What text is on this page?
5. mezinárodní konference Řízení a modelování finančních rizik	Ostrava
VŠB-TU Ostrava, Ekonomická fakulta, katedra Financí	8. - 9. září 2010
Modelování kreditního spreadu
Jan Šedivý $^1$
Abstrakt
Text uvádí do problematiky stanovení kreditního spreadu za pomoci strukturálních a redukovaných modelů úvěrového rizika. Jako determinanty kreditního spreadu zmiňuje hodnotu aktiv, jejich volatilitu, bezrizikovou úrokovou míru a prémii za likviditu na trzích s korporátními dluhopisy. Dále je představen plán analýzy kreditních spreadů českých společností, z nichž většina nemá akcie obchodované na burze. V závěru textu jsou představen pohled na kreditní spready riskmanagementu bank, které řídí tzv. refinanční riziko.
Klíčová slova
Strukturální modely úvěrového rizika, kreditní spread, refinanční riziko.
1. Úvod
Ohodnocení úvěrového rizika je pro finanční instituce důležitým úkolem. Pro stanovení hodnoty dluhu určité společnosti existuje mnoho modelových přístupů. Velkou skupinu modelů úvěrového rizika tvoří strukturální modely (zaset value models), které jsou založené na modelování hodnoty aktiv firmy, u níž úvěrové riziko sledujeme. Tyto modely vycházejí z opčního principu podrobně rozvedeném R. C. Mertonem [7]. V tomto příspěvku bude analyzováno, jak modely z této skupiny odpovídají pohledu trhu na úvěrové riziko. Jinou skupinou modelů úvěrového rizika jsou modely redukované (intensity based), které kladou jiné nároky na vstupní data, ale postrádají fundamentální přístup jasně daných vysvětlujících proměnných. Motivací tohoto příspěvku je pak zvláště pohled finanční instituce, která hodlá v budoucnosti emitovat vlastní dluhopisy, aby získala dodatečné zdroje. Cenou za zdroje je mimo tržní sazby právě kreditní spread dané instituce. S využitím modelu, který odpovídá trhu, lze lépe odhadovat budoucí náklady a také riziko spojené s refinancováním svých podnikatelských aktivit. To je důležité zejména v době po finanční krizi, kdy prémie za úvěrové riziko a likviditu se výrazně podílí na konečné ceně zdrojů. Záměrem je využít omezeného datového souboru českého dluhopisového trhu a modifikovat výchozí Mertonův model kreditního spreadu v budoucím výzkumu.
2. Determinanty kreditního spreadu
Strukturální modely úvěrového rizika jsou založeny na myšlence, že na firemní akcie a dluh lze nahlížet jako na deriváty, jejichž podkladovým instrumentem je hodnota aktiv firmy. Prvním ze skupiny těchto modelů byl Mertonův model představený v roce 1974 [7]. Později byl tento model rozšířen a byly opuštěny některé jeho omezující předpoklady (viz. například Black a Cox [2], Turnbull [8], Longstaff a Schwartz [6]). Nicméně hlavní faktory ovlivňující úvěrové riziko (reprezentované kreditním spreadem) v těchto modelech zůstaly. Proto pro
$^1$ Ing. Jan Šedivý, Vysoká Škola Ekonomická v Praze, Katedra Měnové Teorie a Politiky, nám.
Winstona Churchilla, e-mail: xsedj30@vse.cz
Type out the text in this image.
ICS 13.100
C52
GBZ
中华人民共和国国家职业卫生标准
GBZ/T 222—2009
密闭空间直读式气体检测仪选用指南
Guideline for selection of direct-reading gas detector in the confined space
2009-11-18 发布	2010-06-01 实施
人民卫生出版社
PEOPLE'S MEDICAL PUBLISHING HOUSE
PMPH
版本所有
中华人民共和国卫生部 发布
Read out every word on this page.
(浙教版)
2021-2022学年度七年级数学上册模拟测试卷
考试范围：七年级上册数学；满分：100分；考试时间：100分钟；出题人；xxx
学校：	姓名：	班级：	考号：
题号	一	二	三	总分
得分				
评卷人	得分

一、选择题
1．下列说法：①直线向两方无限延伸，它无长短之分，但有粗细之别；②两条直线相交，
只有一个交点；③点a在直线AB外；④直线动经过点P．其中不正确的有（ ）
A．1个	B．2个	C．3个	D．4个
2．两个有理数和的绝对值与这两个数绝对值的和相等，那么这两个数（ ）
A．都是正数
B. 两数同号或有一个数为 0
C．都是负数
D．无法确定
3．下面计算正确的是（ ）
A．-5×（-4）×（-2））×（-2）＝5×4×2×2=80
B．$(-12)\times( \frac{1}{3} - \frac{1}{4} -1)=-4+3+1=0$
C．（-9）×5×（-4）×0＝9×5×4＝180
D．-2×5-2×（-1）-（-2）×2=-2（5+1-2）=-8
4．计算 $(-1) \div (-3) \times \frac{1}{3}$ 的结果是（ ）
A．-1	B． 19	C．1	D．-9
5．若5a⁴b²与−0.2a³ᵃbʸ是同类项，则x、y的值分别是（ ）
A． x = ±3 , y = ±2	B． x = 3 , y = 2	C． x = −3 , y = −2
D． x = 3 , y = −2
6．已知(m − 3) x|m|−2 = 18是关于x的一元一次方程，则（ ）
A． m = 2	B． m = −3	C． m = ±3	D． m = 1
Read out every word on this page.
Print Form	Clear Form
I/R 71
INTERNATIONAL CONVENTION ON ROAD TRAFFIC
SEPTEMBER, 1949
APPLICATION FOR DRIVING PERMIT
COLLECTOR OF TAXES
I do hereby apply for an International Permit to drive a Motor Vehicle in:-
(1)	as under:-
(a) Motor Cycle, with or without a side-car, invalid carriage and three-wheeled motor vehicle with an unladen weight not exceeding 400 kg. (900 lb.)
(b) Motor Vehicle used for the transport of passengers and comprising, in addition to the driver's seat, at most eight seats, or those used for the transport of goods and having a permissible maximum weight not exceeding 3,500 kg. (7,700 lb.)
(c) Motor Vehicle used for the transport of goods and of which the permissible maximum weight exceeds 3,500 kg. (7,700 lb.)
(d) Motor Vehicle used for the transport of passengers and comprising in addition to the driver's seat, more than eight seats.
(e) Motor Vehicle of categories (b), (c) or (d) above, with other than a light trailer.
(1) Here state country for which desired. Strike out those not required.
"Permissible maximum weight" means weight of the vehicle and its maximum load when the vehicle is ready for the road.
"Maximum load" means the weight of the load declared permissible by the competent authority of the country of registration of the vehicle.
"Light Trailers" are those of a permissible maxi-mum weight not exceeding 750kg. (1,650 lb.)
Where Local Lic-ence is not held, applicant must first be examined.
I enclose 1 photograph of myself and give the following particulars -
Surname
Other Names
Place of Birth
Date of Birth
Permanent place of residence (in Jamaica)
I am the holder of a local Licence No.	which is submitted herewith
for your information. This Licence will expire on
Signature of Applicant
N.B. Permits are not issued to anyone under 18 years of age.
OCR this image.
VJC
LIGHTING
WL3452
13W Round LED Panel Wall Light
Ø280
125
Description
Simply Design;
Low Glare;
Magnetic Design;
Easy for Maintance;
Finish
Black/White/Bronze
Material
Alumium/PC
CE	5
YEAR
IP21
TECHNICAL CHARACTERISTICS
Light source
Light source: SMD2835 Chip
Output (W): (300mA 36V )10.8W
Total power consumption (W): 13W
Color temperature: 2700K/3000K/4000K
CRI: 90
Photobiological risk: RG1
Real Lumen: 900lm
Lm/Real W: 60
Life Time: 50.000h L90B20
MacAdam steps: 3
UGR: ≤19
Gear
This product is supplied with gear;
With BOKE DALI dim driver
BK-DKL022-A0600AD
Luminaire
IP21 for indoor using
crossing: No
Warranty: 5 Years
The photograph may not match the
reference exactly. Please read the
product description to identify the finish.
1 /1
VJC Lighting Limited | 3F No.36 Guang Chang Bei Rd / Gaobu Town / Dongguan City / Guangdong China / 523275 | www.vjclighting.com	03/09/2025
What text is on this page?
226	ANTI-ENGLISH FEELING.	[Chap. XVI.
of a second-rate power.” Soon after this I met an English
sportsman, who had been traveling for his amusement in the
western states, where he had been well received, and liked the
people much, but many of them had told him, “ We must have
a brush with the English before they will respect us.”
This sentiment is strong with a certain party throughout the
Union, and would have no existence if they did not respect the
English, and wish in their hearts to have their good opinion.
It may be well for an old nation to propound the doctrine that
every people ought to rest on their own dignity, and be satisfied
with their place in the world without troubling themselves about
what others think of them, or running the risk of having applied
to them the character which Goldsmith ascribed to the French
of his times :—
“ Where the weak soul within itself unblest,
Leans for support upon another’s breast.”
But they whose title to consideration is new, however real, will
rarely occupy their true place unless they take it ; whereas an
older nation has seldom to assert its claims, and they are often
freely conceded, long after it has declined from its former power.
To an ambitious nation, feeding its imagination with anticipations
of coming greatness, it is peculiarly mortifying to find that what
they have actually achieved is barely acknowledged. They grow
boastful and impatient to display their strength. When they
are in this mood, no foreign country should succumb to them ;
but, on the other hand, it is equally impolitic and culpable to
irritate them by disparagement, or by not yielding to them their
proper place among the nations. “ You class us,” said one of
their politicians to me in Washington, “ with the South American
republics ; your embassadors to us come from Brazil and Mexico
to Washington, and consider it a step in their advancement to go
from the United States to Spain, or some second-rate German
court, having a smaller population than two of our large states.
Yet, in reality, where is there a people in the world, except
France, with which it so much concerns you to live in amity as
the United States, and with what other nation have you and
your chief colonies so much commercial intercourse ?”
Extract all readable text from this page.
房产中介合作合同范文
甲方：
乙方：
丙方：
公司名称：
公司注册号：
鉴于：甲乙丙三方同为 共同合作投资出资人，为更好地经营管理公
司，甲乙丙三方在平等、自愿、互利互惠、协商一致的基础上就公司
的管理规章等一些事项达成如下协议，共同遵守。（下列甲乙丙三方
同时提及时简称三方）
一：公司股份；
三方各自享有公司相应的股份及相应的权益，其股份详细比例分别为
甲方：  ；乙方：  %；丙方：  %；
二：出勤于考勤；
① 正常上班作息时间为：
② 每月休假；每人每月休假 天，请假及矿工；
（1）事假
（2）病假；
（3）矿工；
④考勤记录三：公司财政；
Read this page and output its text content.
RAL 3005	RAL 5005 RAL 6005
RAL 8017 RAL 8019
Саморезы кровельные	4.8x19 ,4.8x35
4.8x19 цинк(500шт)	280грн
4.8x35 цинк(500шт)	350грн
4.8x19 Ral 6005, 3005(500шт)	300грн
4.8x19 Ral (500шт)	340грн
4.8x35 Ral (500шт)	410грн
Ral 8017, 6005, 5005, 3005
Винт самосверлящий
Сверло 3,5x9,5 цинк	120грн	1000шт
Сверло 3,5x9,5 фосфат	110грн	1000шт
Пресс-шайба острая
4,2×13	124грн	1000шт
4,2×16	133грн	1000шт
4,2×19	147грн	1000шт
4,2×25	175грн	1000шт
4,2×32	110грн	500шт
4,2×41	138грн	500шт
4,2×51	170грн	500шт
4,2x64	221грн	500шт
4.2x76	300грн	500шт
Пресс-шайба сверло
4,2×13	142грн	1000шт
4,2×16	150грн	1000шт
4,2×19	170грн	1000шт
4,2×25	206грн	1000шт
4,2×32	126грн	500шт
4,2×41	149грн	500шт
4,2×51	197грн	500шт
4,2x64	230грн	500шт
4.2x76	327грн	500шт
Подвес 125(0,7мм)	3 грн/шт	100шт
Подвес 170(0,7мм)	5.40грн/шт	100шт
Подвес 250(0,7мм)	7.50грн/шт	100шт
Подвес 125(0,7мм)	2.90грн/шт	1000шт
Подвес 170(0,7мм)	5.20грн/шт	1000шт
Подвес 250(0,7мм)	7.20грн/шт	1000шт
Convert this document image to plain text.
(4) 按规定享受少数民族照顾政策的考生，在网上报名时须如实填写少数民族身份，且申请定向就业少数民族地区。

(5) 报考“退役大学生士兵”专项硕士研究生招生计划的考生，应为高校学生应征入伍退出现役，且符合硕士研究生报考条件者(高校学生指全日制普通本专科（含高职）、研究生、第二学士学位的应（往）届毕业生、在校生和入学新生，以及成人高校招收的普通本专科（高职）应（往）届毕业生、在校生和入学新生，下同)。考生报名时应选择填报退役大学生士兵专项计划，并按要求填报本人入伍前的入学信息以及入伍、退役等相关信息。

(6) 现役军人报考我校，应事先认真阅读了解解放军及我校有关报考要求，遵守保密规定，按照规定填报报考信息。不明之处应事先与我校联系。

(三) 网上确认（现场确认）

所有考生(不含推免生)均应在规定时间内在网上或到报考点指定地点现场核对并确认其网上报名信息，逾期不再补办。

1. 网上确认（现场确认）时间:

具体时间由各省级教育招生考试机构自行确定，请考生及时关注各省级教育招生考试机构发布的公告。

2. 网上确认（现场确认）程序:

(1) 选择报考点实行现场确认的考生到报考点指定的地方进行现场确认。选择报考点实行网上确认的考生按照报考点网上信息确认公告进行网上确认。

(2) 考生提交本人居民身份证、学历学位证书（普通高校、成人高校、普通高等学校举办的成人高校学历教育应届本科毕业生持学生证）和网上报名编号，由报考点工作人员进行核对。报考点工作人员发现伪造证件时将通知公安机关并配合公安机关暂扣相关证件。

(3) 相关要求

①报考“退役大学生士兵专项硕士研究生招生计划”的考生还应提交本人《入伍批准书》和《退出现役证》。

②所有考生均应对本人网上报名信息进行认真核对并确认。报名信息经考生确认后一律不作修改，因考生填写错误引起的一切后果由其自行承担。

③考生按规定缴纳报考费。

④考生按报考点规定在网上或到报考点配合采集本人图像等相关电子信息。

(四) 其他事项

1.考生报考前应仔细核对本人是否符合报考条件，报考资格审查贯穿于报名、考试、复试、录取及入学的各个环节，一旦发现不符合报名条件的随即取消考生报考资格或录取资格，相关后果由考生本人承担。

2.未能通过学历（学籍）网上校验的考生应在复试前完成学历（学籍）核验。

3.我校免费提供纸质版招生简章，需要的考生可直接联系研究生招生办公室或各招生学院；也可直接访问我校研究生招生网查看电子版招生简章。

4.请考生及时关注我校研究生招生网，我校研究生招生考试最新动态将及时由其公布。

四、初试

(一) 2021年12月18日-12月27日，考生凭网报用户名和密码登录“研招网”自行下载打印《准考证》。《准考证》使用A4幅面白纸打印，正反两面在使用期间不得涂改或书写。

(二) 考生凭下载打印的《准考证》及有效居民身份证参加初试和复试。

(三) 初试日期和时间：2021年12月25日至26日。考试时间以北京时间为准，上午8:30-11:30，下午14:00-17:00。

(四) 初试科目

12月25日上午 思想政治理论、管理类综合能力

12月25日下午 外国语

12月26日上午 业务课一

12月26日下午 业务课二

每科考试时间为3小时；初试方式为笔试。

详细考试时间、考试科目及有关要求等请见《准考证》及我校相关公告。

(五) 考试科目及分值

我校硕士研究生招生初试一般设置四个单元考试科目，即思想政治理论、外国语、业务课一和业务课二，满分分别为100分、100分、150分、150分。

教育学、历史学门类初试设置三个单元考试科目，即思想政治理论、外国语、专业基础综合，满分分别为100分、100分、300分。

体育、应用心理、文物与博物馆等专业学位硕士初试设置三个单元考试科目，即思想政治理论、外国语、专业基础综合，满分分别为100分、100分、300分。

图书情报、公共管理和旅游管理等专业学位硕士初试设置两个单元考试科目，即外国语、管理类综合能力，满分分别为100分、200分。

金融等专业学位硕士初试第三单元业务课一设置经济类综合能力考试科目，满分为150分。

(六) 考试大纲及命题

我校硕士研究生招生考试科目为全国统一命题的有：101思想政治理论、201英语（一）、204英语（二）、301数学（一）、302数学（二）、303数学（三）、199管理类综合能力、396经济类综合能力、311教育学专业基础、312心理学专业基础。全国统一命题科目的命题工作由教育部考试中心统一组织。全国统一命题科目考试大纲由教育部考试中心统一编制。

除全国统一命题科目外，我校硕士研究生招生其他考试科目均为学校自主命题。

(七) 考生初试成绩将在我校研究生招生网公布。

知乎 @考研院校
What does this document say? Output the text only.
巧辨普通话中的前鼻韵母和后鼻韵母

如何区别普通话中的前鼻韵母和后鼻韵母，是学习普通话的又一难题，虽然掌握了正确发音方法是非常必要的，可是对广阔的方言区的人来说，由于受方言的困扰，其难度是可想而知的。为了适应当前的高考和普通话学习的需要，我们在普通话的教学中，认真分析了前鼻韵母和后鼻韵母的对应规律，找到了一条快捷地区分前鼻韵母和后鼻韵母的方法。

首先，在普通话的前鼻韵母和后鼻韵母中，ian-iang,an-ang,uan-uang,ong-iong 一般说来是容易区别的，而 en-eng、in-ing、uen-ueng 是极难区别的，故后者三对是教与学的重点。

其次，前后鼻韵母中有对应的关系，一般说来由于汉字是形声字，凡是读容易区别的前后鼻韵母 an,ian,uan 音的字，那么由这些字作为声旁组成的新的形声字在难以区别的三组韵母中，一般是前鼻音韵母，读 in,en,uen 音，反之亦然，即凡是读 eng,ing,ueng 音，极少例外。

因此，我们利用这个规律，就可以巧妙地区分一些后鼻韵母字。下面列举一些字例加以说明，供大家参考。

## Written request
Within the listing above, find every line containing the string "well" and return it.

## Worked answer
western states, where he had been well received, and liked the
It may be well for an old nation to propound the doctrine that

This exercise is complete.